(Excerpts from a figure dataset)
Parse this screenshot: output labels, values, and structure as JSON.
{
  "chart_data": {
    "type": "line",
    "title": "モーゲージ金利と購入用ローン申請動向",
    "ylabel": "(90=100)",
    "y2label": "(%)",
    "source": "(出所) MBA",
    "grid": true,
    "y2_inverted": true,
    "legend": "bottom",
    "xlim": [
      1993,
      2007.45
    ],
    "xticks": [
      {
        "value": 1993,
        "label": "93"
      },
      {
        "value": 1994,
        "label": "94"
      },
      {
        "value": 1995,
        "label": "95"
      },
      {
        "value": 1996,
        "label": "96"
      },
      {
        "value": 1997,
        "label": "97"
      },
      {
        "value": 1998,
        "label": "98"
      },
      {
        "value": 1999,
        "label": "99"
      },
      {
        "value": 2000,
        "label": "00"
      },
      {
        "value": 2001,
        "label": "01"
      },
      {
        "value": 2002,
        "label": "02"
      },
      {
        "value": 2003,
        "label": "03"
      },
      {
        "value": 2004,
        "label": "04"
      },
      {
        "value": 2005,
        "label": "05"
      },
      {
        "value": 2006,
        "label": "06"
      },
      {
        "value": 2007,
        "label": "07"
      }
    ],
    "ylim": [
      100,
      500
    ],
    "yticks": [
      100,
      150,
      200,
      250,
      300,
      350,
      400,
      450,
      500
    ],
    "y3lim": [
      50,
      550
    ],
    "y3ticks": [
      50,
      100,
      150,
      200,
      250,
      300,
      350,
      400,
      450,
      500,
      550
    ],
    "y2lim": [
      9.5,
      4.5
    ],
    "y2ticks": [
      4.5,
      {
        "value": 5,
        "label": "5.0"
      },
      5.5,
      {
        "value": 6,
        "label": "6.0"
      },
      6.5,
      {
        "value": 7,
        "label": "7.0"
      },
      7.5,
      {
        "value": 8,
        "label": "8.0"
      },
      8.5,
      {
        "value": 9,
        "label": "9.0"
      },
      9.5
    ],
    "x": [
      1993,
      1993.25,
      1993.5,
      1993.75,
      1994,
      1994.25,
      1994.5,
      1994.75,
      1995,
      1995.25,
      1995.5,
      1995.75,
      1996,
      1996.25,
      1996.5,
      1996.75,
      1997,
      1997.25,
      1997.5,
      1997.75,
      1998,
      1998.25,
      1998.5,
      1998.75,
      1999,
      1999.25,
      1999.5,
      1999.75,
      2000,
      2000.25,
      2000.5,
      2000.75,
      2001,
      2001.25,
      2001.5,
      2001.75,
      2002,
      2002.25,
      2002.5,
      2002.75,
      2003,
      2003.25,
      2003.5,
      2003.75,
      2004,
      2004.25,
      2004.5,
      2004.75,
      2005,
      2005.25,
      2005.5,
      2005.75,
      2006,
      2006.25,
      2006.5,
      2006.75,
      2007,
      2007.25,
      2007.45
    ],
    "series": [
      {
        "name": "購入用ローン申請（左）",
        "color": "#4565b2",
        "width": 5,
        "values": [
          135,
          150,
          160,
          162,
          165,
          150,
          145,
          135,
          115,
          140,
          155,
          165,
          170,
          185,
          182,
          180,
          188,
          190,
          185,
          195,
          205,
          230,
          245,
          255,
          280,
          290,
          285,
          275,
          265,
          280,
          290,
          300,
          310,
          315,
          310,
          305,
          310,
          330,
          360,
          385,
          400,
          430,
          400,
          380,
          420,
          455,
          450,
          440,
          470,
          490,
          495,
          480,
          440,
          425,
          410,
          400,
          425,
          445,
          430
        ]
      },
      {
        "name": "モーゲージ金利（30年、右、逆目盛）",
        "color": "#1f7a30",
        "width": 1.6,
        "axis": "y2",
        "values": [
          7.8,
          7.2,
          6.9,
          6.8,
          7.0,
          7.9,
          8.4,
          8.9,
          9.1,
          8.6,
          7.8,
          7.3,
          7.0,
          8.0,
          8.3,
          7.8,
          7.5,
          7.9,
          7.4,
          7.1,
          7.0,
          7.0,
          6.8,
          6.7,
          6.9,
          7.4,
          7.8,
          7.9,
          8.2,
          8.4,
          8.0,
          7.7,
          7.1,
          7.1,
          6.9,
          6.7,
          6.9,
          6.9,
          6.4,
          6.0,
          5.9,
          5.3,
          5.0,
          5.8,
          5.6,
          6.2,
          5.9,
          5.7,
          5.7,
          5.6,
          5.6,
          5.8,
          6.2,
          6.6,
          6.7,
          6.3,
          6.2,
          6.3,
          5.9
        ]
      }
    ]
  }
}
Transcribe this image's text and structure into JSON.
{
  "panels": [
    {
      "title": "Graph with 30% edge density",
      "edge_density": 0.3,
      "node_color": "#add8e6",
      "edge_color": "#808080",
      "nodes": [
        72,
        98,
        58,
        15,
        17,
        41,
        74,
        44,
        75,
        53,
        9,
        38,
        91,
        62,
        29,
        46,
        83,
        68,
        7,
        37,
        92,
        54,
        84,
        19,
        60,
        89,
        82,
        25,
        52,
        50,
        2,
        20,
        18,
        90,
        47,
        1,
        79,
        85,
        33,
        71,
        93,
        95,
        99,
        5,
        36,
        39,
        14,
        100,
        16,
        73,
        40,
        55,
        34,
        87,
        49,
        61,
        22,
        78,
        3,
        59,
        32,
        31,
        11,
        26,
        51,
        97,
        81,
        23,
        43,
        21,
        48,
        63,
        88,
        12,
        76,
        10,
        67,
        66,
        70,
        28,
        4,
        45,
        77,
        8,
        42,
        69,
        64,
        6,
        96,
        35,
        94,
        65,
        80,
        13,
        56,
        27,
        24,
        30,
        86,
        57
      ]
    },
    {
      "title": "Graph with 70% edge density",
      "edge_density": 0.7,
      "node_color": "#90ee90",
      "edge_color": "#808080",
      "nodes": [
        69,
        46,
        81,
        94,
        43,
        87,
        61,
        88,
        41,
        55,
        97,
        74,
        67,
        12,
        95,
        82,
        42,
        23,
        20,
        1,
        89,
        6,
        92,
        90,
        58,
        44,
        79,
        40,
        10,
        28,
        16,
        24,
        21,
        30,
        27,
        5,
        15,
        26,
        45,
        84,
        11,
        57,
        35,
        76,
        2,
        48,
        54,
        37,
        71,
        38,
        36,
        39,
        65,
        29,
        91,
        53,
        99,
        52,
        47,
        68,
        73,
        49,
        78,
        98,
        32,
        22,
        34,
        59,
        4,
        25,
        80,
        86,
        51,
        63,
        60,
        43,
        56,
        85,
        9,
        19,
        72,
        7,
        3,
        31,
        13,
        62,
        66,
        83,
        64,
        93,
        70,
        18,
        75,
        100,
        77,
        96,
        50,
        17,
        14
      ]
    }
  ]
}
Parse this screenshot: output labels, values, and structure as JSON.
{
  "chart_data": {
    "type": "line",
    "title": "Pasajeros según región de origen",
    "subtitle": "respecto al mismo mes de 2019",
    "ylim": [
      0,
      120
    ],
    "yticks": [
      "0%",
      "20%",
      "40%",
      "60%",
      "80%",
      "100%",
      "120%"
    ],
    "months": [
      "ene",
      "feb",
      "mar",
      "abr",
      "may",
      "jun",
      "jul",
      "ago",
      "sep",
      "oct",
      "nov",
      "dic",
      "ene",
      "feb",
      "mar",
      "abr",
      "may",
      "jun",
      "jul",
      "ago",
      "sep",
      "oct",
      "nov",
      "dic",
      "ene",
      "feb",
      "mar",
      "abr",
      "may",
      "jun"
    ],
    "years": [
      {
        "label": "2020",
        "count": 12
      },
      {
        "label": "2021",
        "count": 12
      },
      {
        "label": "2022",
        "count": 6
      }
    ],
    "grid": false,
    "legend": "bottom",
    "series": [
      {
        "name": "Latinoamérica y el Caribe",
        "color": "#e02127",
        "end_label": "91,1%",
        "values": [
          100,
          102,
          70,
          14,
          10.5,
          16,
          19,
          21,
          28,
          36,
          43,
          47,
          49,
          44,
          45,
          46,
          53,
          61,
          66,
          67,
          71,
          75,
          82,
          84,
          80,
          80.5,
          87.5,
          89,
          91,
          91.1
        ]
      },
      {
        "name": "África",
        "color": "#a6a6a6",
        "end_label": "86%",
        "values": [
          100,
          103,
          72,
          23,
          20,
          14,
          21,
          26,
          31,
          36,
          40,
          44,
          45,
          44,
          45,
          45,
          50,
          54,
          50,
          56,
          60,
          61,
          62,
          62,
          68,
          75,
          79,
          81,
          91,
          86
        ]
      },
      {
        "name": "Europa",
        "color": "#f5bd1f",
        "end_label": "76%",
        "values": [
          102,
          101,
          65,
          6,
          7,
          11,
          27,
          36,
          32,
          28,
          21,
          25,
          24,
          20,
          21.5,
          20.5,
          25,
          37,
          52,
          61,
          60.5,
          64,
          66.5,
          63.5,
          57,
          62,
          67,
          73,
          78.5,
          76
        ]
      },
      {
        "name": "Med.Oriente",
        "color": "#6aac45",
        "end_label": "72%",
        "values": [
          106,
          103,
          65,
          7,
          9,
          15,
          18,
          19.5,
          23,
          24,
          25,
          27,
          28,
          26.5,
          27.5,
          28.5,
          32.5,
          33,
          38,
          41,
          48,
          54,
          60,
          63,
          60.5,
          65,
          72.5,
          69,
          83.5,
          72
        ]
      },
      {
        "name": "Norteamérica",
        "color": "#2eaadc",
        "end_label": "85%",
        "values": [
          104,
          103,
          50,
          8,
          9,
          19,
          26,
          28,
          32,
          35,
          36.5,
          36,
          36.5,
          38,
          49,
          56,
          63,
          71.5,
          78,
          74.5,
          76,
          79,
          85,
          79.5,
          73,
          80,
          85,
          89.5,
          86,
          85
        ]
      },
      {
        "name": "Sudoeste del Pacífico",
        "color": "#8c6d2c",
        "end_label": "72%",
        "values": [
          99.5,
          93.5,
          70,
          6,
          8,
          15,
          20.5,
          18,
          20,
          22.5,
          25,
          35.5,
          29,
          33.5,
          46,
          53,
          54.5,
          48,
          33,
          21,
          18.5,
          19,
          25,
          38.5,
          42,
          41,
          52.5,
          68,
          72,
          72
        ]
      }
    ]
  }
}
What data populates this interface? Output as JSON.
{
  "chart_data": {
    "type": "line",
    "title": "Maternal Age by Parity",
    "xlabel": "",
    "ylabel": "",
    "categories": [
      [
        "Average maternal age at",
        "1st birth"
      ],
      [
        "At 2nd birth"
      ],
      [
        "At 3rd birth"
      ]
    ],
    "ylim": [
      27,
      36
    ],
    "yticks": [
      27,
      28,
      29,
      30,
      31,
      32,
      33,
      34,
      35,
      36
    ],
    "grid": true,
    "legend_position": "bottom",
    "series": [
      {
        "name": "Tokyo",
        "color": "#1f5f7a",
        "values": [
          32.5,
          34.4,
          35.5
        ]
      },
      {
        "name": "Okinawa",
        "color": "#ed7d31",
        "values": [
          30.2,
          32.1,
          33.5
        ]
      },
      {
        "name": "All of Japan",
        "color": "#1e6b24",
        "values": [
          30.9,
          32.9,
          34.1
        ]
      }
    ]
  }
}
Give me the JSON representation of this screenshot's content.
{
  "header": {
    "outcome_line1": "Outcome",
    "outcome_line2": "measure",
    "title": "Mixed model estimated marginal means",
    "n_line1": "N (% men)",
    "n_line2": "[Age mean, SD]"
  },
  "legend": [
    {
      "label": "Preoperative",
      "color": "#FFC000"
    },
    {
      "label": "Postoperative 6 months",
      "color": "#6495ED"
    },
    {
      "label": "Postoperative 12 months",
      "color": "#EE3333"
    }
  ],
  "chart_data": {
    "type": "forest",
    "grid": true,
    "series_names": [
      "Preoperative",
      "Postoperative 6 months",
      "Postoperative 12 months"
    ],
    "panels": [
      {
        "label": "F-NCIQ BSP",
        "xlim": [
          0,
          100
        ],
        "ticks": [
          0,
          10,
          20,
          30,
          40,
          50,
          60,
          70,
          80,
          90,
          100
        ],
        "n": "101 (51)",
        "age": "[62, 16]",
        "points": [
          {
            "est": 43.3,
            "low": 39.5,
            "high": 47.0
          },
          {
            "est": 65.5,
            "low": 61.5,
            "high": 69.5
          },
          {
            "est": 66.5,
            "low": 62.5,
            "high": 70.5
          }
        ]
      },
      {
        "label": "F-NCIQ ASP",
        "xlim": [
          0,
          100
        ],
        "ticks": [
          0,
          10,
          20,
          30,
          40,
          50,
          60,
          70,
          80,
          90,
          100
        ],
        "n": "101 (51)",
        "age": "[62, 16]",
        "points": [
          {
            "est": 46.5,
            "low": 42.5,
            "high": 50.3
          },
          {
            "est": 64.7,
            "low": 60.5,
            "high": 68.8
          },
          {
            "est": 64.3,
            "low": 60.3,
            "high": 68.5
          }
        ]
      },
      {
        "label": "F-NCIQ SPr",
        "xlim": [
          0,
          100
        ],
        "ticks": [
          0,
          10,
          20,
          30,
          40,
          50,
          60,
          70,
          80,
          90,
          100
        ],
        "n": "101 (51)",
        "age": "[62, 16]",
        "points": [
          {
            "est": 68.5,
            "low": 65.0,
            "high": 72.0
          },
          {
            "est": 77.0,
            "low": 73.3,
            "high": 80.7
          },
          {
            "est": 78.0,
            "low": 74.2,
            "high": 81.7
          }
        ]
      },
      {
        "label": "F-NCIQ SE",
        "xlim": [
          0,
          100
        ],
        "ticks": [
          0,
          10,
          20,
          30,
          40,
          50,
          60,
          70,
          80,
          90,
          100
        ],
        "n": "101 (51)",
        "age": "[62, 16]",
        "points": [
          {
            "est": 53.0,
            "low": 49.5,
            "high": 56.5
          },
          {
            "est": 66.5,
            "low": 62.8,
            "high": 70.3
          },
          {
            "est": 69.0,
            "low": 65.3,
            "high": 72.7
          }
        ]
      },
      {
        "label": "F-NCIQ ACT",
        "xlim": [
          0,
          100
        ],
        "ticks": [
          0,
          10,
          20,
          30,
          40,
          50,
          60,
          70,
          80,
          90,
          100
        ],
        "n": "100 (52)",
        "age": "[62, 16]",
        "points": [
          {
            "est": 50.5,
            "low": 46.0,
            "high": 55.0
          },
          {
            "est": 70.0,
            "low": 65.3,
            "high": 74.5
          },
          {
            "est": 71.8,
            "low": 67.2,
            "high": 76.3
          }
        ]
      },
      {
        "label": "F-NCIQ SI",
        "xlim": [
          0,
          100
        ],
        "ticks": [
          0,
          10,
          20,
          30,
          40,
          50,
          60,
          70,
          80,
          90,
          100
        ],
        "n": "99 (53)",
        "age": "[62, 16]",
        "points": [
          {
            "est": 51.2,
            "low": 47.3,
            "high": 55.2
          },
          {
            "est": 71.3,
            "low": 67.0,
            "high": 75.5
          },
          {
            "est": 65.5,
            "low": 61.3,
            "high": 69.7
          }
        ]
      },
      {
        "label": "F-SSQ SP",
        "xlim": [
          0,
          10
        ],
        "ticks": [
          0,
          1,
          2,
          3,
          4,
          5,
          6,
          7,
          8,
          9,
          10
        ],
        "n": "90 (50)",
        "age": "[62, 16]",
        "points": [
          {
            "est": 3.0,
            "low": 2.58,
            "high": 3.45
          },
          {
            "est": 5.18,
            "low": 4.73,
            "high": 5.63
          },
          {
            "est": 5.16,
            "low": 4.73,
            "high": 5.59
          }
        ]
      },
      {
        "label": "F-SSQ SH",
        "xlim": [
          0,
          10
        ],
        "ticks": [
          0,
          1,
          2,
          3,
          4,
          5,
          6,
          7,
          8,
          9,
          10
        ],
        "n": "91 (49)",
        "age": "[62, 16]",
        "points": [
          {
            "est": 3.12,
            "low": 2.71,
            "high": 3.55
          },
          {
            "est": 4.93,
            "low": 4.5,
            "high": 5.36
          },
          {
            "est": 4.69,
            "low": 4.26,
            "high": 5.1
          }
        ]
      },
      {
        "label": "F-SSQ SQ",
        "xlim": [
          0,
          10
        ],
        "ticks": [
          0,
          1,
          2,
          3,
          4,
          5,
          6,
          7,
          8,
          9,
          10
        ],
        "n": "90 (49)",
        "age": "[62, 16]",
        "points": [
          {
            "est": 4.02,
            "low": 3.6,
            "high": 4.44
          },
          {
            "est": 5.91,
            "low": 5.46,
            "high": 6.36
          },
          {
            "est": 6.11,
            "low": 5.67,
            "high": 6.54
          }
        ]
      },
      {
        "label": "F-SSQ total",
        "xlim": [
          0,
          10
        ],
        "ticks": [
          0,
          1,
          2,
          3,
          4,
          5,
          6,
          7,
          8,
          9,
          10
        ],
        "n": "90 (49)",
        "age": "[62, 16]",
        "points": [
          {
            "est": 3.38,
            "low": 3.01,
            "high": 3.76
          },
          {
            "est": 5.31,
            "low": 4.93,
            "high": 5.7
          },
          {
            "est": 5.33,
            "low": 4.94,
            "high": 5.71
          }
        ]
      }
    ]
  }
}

• **Written exercise**
Every line that holds the word "Graph" should be extracted.

• **Reply to the exercise**
      "title": "Graph with 30% edge density",
      "title": "Graph with 70% edge density",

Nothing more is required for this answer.